— begin —

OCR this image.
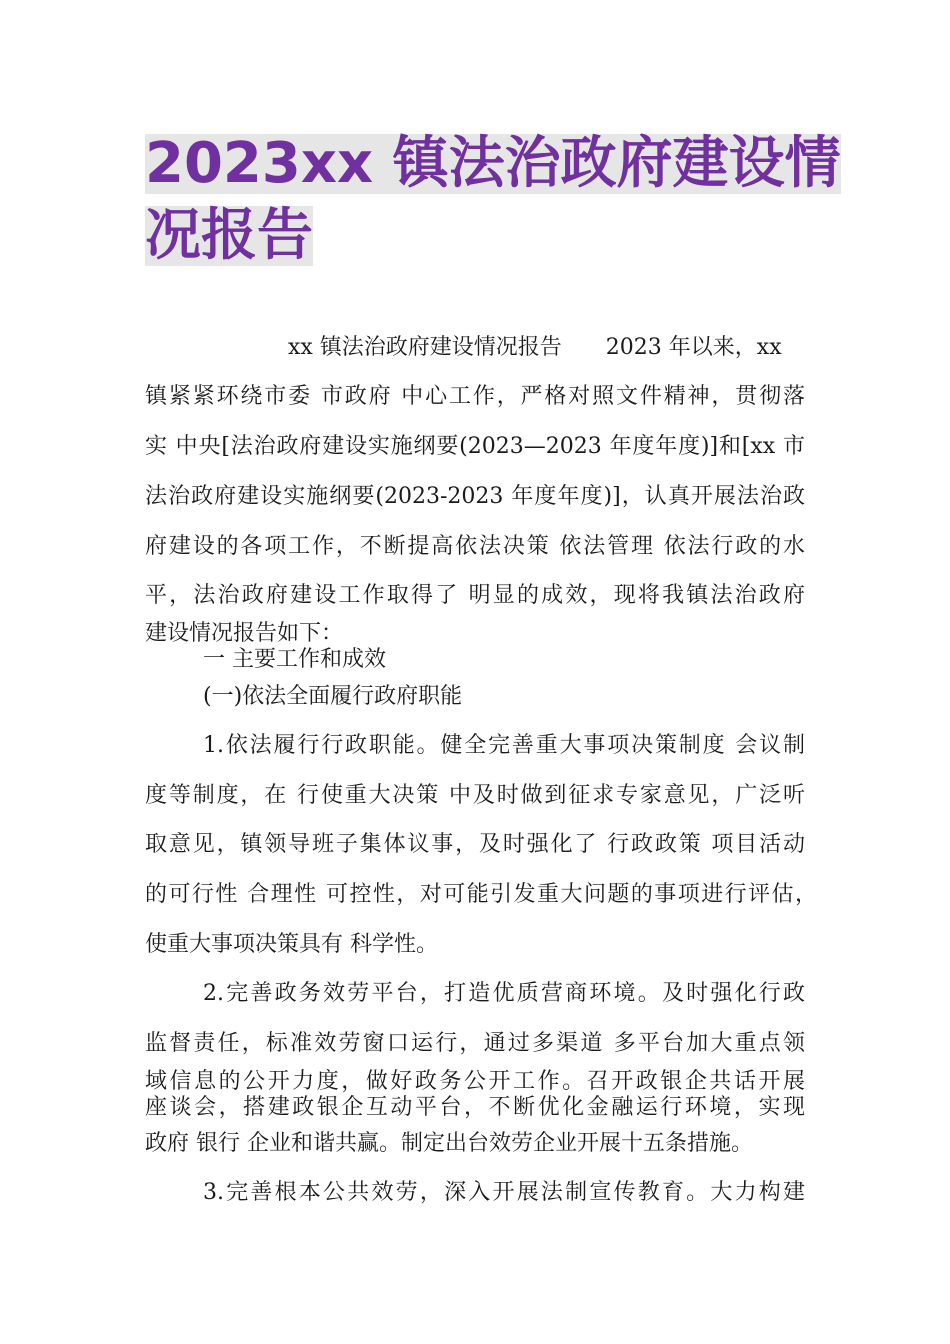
2023xx 镇法治政府建设情
况报告
xx 镇法治政府建设情况报告　　2023 年以来，xx
镇紧紧环绕市委 市政府 中心工作，严格对照文件精神，贯彻落
实 中央[法治政府建设实施纲要(2023—2023 年度年度)]和[xx 市
法治政府建设实施纲要(2023-2023 年度年度)]，认真开展法治政
府建设的各项工作，不断提高依法决策 依法管理 依法行政的水
平，法治政府建设工作取得了 明显的成效，现将我镇法治政府
建设情况报告如下：
一 主要工作和成效
(一)依法全面履行政府职能
1.依法履行行政职能。健全完善重大事项决策制度 会议制
度等制度，在 行使重大决策 中及时做到征求专家意见，广泛听
取意见，镇领导班子集体议事，及时强化了 行政政策 项目活动
的可行性 合理性 可控性，对可能引发重大问题的事项进行评估，
使重大事项决策具有 科学性。
2.完善政务效劳平台，打造优质营商环境。及时强化行政
监督责任，标准效劳窗口运行，通过多渠道 多平台加大重点领
域信息的公开力度，做好政务公开工作。召开政银企共话开展
座谈会，搭建政银企互动平台，不断优化金融运行环境，实现
政府 银行 企业和谐共赢。制定出台效劳企业开展十五条措施。
3.完善根本公共效劳，深入开展法制宣传教育。大力构建
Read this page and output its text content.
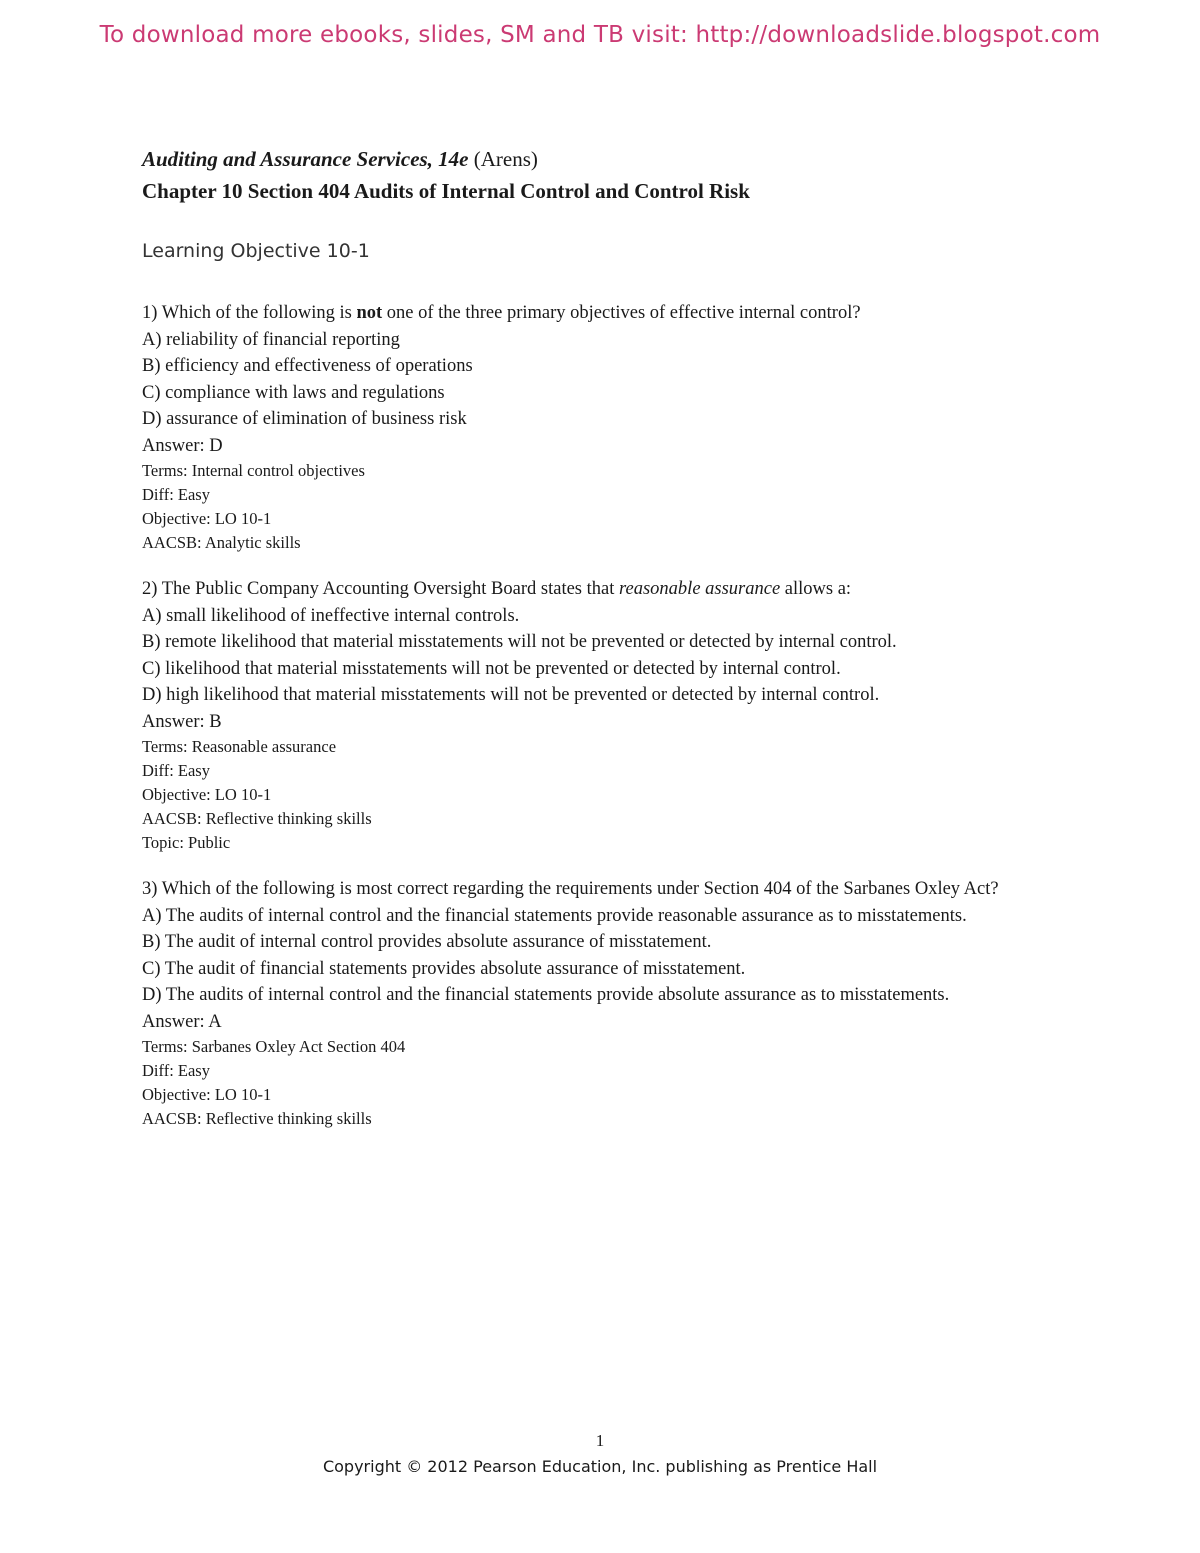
To download more ebooks, slides, SM and TB visit: http://downloadslide.blogspot.com
Auditing and Assurance Services, 14e (Arens)
Chapter 10 Section 404 Audits of Internal Control and Control Risk
Learning Objective 10-1
1) Which of the following is not one of the three primary objectives of effective internal control?
A) reliability of financial reporting
B) efficiency and effectiveness of operations
C) compliance with laws and regulations
D) assurance of elimination of business risk
Answer: D
Terms: Internal control objectives
Diff: Easy
Objective: LO 10-1
AACSB: Analytic skills
2) The Public Company Accounting Oversight Board states that reasonable assurance allows a:
A) small likelihood of ineffective internal controls.
B) remote likelihood that material misstatements will not be prevented or detected by internal control.
C) likelihood that material misstatements will not be prevented or detected by internal control.
D) high likelihood that material misstatements will not be prevented or detected by internal control.
Answer: B
Terms: Reasonable assurance
Diff: Easy
Objective: LO 10-1
AACSB: Reflective thinking skills
Topic: Public
3) Which of the following is most correct regarding the requirements under Section 404 of the Sarbanes Oxley Act?
A) The audits of internal control and the financial statements provide reasonable assurance as to misstatements.
B) The audit of internal control provides absolute assurance of misstatement.
C) The audit of financial statements provides absolute assurance of misstatement.
D) The audits of internal control and the financial statements provide absolute assurance as to misstatements.
Answer: A
Terms: Sarbanes Oxley Act Section 404
Diff: Easy
Objective: LO 10-1
AACSB: Reflective thinking skills
1
Copyright © 2012 Pearson Education, Inc. publishing as Prentice Hall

— end —

• Exercise goal: Omitting all images, print the listing exactly.

• Answer to this task:
OCR this image.
2023xx 镇法治政府建设情
况报告
xx 镇法治政府建设情况报告　　2023 年以来，xx
镇紧紧环绕市委 市政府 中心工作，严格对照文件精神，贯彻落
实 中央[法治政府建设实施纲要(2023—2023 年度年度)]和[xx 市
法治政府建设实施纲要(2023-2023 年度年度)]，认真开展法治政
府建设的各项工作，不断提高依法决策 依法管理 依法行政的水
平，法治政府建设工作取得了 明显的成效，现将我镇法治政府
建设情况报告如下：
一 主要工作和成效
(一)依法全面履行政府职能
1.依法履行行政职能。健全完善重大事项决策制度 会议制
度等制度，在 行使重大决策 中及时做到征求专家意见，广泛听
取意见，镇领导班子集体议事，及时强化了 行政政策 项目活动
的可行性 合理性 可控性，对可能引发重大问题的事项进行评估，
使重大事项决策具有 科学性。
2.完善政务效劳平台，打造优质营商环境。及时强化行政
监督责任，标准效劳窗口运行，通过多渠道 多平台加大重点领
域信息的公开力度，做好政务公开工作。召开政银企共话开展
座谈会，搭建政银企互动平台，不断优化金融运行环境，实现
政府 银行 企业和谐共赢。制定出台效劳企业开展十五条措施。
3.完善根本公共效劳，深入开展法制宣传教育。大力构建
Read this page and output its text content.
To download more ebooks, slides, SM and TB visit: http://downloadslide.blogspot.com
Auditing and Assurance Services, 14e (Arens)
Chapter 10 Section 404 Audits of Internal Control and Control Risk
Learning Objective 10-1
1) Which of the following is not one of the three primary objectives of effective internal control?
A) reliability of financial reporting
B) efficiency and effectiveness of operations
C) compliance with laws and regulations
D) assurance of elimination of business risk
Answer: D
Terms: Internal control objectives
Diff: Easy
Objective: LO 10-1
AACSB: Analytic skills
2) The Public Company Accounting Oversight Board states that reasonable assurance allows a:
A) small likelihood of ineffective internal controls.
B) remote likelihood that material misstatements will not be prevented or detected by internal control.
C) likelihood that material misstatements will not be prevented or detected by internal control.
D) high likelihood that material misstatements will not be prevented or detected by internal control.
Answer: B
Terms: Reasonable assurance
Diff: Easy
Objective: LO 10-1
AACSB: Reflective thinking skills
Topic: Public
3) Which of the following is most correct regarding the requirements under Section 404 of the Sarbanes Oxley Act?
A) The audits of internal control and the financial statements provide reasonable assurance as to misstatements.
B) The audit of internal control provides absolute assurance of misstatement.
C) The audit of financial statements provides absolute assurance of misstatement.
D) The audits of internal control and the financial statements provide absolute assurance as to misstatements.
Answer: A
Terms: Sarbanes Oxley Act Section 404
Diff: Easy
Objective: LO 10-1
AACSB: Reflective thinking skills
1
Copyright © 2012 Pearson Education, Inc. publishing as Prentice Hall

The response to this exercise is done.